Task objective: Retype the listing that follows, exactly as written.

Given records:
=-=-=

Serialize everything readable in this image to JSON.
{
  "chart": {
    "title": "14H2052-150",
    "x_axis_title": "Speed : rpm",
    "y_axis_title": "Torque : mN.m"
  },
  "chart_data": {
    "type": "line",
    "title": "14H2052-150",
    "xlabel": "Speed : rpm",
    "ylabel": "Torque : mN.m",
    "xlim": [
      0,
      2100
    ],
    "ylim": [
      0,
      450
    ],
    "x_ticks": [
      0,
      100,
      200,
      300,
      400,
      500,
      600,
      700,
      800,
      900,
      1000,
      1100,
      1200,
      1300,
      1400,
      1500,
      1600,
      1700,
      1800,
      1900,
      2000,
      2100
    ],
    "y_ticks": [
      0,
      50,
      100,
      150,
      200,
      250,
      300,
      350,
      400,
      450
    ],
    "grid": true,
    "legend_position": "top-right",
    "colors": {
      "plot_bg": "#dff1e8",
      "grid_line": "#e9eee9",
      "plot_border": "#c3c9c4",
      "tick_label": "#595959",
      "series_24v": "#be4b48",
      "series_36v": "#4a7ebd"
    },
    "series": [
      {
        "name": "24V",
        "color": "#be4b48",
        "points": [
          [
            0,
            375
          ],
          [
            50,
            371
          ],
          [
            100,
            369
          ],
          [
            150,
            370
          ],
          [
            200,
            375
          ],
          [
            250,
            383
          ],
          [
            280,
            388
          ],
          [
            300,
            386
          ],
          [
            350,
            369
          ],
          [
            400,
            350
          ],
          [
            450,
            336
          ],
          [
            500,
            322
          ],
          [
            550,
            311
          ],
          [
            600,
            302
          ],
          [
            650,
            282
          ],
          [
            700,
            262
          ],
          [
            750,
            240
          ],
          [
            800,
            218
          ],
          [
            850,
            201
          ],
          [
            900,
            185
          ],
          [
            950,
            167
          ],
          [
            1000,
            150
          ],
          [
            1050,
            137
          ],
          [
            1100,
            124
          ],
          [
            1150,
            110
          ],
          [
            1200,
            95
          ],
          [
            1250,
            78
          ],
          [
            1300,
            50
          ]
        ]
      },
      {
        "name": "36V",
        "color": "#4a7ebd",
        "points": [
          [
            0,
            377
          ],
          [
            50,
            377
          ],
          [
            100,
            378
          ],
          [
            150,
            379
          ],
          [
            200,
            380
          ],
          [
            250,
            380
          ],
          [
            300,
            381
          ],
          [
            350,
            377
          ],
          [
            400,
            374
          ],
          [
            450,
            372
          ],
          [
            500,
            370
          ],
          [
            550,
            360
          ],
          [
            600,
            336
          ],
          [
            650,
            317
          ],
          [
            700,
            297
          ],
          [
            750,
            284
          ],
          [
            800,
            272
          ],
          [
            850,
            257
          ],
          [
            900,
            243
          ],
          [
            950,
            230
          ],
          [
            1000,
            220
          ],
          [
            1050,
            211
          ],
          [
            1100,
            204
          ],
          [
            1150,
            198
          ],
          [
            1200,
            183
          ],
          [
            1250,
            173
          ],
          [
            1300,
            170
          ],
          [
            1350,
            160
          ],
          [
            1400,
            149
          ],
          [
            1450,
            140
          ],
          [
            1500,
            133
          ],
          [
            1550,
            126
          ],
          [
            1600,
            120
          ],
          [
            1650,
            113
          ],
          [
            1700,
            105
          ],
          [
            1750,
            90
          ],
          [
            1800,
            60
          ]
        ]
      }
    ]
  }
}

=-=-=

Correct result:
Serialize everything readable in this image to JSON.
{
  "chart": {
    "title": "14H2052-150",
    "x_axis_title": "Speed : rpm",
    "y_axis_title": "Torque : mN.m"
  },
  "chart_data": {
    "type": "line",
    "title": "14H2052-150",
    "xlabel": "Speed : rpm",
    "ylabel": "Torque : mN.m",
    "xlim": [
      0,
      2100
    ],
    "ylim": [
      0,
      450
    ],
    "x_ticks": [
      0,
      100,
      200,
      300,
      400,
      500,
      600,
      700,
      800,
      900,
      1000,
      1100,
      1200,
      1300,
      1400,
      1500,
      1600,
      1700,
      1800,
      1900,
      2000,
      2100
    ],
    "y_ticks": [
      0,
      50,
      100,
      150,
      200,
      250,
      300,
      350,
      400,
      450
    ],
    "grid": true,
    "legend_position": "top-right",
    "colors": {
      "plot_bg": "#dff1e8",
      "grid_line": "#e9eee9",
      "plot_border": "#c3c9c4",
      "tick_label": "#595959",
      "series_24v": "#be4b48",
      "series_36v": "#4a7ebd"
    },
    "series": [
      {
        "name": "24V",
        "color": "#be4b48",
        "points": [
          [
            0,
            375
          ],
          [
            50,
            371
          ],
          [
            100,
            369
          ],
          [
            150,
            370
          ],
          [
            200,
            375
          ],
          [
            250,
            383
          ],
          [
            280,
            388
          ],
          [
            300,
            386
          ],
          [
            350,
            369
          ],
          [
            400,
            350
          ],
          [
            450,
            336
          ],
          [
            500,
            322
          ],
          [
            550,
            311
          ],
          [
            600,
            302
          ],
          [
            650,
            282
          ],
          [
            700,
            262
          ],
          [
            750,
            240
          ],
          [
            800,
            218
          ],
          [
            850,
            201
          ],
          [
            900,
            185
          ],
          [
            950,
            167
          ],
          [
            1000,
            150
          ],
          [
            1050,
            137
          ],
          [
            1100,
            124
          ],
          [
            1150,
            110
          ],
          [
            1200,
            95
          ],
          [
            1250,
            78
          ],
          [
            1300,
            50
          ]
        ]
      },
      {
        "name": "36V",
        "color": "#4a7ebd",
        "points": [
          [
            0,
            377
          ],
          [
            50,
            377
          ],
          [
            100,
            378
          ],
          [
            150,
            379
          ],
          [
            200,
            380
          ],
          [
            250,
            380
          ],
          [
            300,
            381
          ],
          [
            350,
            377
          ],
          [
            400,
            374
          ],
          [
            450,
            372
          ],
          [
            500,
            370
          ],
          [
            550,
            360
          ],
          [
            600,
            336
          ],
          [
            650,
            317
          ],
          [
            700,
            297
          ],
          [
            750,
            284
          ],
          [
            800,
            272
          ],
          [
            850,
            257
          ],
          [
            900,
            243
          ],
          [
            950,
            230
          ],
          [
            1000,
            220
          ],
          [
            1050,
            211
          ],
          [
            1100,
            204
          ],
          [
            1150,
            198
          ],
          [
            1200,
            183
          ],
          [
            1250,
            173
          ],
          [
            1300,
            170
          ],
          [
            1350,
            160
          ],
          [
            1400,
            149
          ],
          [
            1450,
            140
          ],
          [
            1500,
            133
          ],
          [
            1550,
            126
          ],
          [
            1600,
            120
          ],
          [
            1650,
            113
          ],
          [
            1700,
            105
          ],
          [
            1750,
            90
          ],
          [
            1800,
            60
          ]
        ]
      }
    ]
  }
}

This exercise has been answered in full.